(Entries taken from a collection)

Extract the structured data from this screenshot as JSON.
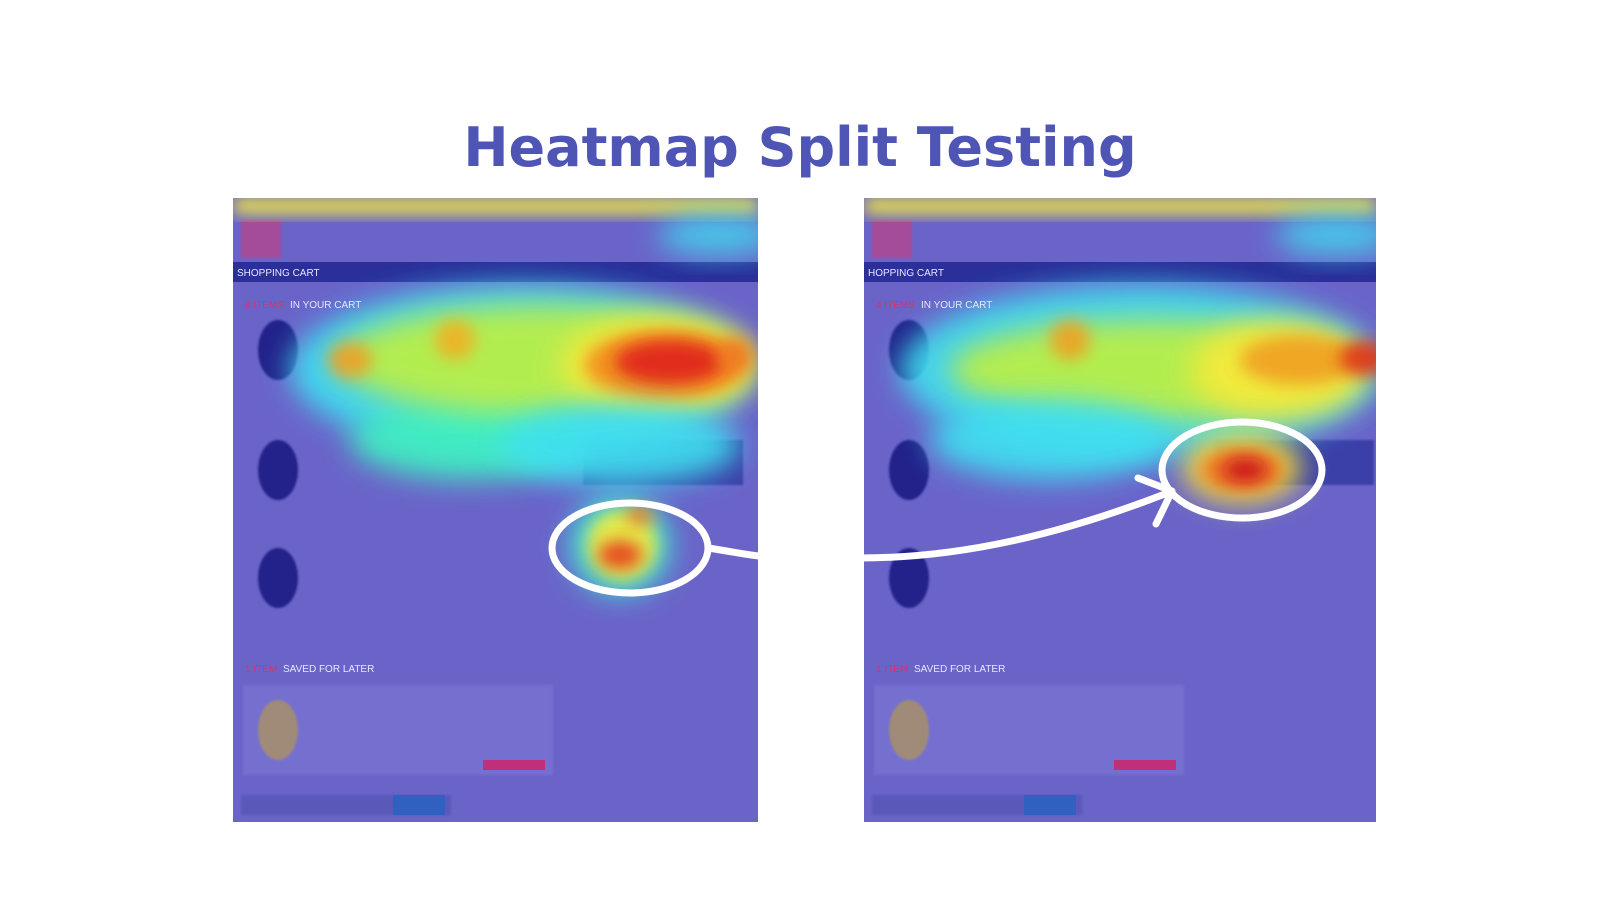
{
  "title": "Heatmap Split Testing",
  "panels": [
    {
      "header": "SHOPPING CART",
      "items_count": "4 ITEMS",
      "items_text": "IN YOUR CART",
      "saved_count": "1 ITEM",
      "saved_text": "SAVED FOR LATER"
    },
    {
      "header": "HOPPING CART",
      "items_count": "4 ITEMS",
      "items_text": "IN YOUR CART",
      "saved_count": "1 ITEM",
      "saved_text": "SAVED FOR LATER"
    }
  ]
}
==
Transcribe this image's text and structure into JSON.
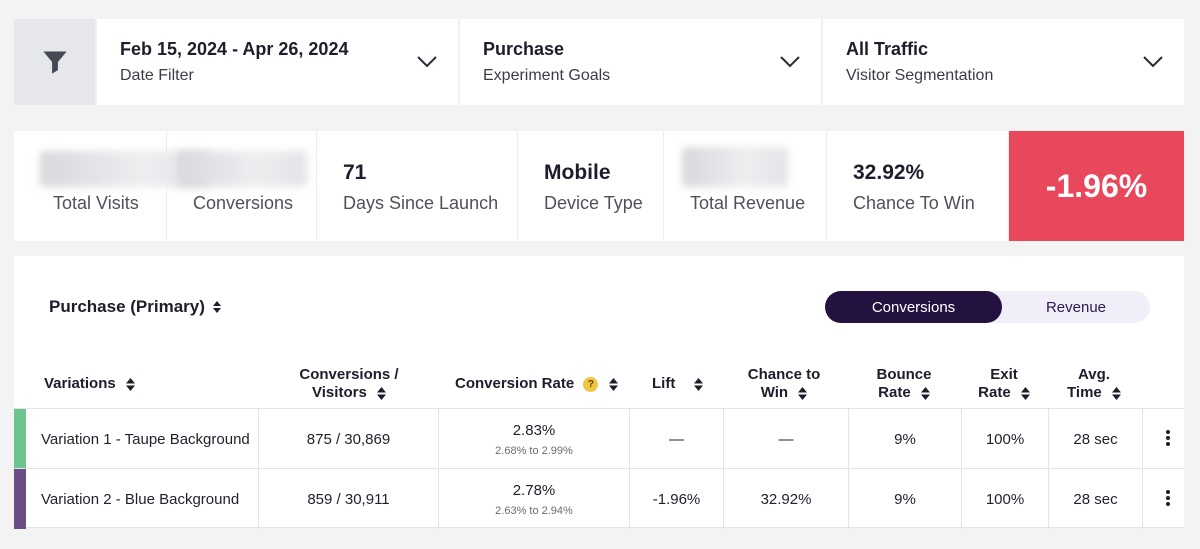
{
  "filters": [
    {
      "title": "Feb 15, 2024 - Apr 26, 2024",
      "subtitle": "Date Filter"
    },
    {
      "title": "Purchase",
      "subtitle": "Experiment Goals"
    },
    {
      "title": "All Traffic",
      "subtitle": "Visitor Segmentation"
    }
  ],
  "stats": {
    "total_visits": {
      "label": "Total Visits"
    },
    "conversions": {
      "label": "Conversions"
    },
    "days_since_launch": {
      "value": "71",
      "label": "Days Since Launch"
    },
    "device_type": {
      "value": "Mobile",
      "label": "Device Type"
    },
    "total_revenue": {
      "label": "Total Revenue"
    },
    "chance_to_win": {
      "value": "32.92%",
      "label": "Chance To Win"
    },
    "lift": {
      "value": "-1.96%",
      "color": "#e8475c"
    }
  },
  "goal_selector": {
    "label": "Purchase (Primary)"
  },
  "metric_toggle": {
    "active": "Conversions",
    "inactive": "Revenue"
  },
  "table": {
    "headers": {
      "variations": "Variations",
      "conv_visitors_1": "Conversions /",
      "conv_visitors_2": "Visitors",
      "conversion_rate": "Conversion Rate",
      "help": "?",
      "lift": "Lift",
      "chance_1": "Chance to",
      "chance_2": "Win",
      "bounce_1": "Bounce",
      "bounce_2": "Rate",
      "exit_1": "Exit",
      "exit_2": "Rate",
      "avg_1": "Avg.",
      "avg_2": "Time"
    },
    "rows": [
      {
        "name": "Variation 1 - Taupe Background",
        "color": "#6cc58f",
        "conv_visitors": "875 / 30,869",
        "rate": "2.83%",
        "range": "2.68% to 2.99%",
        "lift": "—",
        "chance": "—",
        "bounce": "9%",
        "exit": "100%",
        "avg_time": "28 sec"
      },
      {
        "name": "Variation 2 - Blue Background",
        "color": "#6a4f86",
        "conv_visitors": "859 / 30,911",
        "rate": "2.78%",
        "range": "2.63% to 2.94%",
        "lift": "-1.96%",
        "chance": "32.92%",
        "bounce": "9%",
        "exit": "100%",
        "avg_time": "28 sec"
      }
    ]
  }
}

Problem to solve: Pick out every line above that holds the word "this" and copy it.

Task answer:
Extract the structured data from this screenshot as JSON.
Transcribe this image's text and structure into JSON.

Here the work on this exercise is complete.